:: Given information ::
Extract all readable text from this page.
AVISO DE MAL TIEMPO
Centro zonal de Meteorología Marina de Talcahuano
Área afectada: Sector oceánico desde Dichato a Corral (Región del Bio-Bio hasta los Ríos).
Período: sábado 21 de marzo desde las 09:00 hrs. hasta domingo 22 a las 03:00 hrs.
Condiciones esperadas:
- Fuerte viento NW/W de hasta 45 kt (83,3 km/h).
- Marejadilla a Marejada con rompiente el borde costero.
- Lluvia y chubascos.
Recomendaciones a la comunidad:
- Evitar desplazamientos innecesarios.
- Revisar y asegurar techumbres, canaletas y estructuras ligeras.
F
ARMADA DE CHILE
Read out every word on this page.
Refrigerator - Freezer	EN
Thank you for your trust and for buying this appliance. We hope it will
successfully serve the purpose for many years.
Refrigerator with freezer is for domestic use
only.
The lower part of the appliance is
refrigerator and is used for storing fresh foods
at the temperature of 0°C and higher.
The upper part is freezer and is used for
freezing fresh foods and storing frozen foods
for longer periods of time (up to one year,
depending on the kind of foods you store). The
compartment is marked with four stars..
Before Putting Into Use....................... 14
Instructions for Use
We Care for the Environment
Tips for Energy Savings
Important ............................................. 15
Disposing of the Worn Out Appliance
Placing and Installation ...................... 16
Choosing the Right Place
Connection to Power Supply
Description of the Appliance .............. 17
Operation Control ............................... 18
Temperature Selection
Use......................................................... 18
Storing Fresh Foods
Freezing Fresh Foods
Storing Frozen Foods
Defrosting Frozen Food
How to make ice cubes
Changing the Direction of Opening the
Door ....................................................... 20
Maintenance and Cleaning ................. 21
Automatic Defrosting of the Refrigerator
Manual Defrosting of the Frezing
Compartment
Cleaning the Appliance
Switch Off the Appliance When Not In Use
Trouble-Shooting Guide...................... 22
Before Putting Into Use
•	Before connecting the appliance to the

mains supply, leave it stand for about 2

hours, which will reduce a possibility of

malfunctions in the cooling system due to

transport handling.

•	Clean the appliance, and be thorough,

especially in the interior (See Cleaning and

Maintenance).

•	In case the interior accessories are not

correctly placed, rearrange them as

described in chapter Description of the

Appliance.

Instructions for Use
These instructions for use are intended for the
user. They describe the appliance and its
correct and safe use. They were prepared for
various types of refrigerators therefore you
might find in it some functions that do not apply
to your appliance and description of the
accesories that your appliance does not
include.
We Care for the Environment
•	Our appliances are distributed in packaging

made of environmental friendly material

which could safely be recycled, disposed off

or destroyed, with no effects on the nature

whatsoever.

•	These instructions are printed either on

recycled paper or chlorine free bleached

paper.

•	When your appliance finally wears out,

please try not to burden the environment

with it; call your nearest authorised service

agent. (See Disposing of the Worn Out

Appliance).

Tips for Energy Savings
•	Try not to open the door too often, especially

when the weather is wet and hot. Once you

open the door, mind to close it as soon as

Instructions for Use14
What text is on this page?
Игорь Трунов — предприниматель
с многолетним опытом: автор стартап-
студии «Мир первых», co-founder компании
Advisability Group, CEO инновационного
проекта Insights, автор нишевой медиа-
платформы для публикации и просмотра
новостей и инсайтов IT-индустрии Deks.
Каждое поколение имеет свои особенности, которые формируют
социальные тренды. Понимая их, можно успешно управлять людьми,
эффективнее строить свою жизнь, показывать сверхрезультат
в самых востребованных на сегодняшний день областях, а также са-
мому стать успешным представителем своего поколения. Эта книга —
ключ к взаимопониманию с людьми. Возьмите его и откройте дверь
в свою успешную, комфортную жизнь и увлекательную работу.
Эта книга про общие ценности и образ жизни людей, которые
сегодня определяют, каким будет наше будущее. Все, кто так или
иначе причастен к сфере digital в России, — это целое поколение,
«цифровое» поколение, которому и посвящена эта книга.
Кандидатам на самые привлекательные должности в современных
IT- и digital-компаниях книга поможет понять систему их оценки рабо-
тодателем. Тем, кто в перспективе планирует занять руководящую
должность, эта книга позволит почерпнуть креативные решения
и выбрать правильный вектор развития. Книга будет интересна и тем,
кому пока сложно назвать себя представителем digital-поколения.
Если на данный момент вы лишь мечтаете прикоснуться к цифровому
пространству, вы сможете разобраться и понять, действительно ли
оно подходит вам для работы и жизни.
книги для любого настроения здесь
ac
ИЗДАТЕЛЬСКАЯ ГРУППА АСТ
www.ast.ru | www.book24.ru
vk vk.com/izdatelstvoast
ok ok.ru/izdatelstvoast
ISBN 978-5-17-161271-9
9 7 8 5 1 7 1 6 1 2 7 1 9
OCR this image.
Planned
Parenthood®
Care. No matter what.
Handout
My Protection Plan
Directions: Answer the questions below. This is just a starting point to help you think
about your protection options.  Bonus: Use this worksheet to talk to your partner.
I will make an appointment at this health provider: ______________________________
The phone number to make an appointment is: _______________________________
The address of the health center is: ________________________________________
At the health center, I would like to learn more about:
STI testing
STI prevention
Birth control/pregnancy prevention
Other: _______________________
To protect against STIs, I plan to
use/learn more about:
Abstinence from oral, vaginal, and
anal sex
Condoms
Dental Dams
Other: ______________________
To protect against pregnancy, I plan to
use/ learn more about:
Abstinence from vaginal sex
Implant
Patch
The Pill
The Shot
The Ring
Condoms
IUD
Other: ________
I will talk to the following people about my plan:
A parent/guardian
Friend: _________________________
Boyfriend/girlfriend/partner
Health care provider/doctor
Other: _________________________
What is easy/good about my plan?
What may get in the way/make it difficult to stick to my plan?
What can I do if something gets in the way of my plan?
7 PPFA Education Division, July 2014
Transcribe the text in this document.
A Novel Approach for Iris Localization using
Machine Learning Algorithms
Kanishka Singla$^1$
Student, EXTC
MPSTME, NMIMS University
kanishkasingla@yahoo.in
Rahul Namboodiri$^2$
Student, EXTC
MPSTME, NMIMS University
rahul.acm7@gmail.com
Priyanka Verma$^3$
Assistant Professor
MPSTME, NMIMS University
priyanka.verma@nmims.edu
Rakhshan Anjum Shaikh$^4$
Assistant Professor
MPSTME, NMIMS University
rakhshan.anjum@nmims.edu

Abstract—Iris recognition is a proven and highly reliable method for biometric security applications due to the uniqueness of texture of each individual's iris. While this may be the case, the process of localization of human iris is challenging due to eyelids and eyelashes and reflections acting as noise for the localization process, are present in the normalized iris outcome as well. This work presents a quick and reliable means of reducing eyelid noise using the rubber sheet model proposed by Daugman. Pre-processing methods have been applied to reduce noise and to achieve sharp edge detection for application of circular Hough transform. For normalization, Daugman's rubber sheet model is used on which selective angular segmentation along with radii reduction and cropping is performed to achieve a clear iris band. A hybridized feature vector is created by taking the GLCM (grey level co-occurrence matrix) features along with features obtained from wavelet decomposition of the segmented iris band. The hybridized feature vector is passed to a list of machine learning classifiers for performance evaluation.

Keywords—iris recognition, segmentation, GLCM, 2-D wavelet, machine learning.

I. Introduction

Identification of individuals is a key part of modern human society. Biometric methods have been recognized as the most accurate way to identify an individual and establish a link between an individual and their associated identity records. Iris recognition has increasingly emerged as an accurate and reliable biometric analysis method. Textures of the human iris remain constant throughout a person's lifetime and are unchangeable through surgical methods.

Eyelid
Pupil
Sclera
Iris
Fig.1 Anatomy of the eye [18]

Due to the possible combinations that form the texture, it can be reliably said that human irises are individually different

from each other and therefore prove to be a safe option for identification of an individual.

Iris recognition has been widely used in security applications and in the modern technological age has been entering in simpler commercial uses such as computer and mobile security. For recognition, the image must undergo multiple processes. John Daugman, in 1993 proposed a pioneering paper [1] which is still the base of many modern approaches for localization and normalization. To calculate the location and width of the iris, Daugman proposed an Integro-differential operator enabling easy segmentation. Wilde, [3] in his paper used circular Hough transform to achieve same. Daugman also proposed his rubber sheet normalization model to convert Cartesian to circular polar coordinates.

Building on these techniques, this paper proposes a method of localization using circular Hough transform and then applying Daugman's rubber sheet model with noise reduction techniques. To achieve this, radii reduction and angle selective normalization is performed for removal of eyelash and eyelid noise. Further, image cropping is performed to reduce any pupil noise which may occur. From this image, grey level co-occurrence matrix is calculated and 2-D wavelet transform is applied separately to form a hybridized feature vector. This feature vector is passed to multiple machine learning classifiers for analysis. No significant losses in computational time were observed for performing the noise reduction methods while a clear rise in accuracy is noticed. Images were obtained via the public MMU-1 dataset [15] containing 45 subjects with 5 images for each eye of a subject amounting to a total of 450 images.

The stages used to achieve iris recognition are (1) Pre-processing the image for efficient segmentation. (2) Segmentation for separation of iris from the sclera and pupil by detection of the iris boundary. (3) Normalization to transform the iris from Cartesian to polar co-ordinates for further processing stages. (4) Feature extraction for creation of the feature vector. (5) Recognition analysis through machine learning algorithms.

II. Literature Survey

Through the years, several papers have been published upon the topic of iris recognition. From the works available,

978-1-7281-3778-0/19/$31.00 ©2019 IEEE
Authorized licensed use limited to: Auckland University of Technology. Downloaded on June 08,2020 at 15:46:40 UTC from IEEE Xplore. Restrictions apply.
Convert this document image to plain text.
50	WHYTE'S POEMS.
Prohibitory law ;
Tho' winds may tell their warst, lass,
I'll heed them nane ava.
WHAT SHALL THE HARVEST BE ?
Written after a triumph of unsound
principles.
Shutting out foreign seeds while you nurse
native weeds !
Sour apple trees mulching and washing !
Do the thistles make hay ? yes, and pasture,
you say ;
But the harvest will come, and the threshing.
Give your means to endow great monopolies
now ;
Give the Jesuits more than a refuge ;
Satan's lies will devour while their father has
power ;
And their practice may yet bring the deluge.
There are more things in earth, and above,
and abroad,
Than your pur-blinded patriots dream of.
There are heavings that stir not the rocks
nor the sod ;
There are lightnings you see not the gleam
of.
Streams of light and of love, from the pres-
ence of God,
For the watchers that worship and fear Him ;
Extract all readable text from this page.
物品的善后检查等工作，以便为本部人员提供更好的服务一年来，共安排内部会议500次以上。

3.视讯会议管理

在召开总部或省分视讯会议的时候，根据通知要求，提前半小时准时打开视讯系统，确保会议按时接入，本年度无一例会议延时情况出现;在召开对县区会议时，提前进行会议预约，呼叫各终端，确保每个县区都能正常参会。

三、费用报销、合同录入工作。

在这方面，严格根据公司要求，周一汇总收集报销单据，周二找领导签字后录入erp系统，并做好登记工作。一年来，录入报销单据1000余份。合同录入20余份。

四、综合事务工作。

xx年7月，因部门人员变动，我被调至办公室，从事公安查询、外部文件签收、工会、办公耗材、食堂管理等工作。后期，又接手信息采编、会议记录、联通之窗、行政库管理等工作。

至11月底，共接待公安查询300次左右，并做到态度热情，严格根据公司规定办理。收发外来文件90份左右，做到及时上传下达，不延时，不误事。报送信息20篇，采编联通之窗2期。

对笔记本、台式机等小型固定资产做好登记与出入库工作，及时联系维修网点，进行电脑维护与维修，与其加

:: Exercise prompt ::
Scan the data above; copy every line where "center" appears.

:: Right answer ::
The address of the health center is: ________________________________________
At the health center, I would like to learn more about:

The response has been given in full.